Select all lines with the string "陸上自衛隊朝霞駐屯地大井通信所" in them, and copy those lines.

● ● ●

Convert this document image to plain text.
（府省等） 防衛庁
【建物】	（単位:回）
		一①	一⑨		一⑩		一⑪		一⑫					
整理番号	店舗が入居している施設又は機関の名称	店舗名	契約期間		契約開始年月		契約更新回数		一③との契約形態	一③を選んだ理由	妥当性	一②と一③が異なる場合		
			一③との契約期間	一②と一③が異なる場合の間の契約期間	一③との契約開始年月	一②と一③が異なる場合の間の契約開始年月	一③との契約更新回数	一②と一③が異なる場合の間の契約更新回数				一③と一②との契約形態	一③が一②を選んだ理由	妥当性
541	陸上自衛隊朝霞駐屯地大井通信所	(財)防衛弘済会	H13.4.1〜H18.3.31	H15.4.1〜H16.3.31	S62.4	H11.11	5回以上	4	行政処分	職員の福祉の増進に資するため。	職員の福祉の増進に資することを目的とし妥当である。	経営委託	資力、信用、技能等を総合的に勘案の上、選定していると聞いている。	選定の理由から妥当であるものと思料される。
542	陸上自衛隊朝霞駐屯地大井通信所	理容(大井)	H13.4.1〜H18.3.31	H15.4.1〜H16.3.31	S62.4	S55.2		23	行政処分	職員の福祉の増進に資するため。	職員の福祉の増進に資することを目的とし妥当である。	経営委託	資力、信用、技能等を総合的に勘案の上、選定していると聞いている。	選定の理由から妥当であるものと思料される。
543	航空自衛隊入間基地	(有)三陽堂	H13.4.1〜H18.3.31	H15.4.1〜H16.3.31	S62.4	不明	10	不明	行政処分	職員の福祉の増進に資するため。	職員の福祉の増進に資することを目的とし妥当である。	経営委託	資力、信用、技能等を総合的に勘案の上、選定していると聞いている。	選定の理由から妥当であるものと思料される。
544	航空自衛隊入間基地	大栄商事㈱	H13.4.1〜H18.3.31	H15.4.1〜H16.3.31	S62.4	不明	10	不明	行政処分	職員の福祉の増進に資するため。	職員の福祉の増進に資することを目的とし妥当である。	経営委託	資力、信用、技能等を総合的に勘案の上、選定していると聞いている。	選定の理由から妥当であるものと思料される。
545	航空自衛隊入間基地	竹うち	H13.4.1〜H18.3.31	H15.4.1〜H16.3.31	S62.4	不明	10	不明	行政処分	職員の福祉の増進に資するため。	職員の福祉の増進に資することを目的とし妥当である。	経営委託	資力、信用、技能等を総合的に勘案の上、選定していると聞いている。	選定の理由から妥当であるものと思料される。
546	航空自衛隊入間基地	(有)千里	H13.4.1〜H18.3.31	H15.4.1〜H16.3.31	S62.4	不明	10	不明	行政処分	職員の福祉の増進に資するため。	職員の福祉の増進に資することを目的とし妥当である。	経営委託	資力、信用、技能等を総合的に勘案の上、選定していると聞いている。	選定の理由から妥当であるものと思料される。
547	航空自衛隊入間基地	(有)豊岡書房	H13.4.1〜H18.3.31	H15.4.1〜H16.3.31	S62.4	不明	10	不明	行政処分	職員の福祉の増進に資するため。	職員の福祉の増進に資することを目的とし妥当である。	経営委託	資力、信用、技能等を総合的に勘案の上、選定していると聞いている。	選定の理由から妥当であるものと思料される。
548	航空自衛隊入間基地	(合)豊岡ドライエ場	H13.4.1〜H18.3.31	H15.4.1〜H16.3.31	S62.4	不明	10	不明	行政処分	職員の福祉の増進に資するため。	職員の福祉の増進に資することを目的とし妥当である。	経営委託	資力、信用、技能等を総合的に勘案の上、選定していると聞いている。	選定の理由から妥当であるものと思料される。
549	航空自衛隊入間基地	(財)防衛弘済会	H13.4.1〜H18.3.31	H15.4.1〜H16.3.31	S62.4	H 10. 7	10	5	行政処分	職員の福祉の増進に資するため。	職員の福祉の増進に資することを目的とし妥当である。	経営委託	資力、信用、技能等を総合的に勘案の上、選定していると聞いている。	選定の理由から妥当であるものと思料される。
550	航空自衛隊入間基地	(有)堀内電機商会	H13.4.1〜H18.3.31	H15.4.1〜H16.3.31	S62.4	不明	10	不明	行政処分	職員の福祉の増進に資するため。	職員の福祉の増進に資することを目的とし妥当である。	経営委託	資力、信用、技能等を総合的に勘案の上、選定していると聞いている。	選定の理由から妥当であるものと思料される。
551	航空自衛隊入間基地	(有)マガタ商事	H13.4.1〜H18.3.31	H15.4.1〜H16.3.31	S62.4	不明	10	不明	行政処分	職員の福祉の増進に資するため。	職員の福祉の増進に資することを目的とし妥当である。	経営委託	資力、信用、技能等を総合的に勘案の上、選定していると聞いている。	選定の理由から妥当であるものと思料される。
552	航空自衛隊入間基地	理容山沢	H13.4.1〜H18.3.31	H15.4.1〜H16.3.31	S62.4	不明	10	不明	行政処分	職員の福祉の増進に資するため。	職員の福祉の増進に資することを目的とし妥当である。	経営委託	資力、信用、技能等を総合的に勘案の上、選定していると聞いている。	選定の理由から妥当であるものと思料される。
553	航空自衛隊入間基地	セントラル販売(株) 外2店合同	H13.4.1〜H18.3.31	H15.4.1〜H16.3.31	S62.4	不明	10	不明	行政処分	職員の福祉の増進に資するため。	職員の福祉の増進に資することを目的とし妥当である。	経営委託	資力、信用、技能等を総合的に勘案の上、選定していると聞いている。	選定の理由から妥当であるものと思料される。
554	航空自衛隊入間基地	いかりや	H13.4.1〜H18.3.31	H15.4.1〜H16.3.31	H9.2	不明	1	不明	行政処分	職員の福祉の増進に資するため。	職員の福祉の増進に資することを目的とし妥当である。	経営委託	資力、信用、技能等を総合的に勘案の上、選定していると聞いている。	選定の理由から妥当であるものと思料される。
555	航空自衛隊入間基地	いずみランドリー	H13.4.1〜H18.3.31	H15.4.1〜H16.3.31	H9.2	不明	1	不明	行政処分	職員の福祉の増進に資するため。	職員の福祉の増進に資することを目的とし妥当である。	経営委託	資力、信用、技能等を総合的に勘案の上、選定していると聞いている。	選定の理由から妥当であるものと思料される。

● ● ●

FINISHED ANSWER —
541	陸上自衛隊朝霞駐屯地大井通信所	(財)防衛弘済会	H13.4.1〜H18.3.31	H15.4.1〜H16.3.31	S62.4	H11.11	5回以上	4	行政処分	職員の福祉の増進に資するため。	職員の福祉の増進に資することを目的とし妥当である。	経営委託	資力、信用、技能等を総合的に勘案の上、選定していると聞いている。	選定の理由から妥当であるものと思料される。
542	陸上自衛隊朝霞駐屯地大井通信所	理容(大井)	H13.4.1〜H18.3.31	H15.4.1〜H16.3.31	S62.4	S55.2		23	行政処分	職員の福祉の増進に資するため。	職員の福祉の増進に資することを目的とし妥当である。	経営委託	資力、信用、技能等を総合的に勘案の上、選定していると聞いている。	選定の理由から妥当であるものと思料される。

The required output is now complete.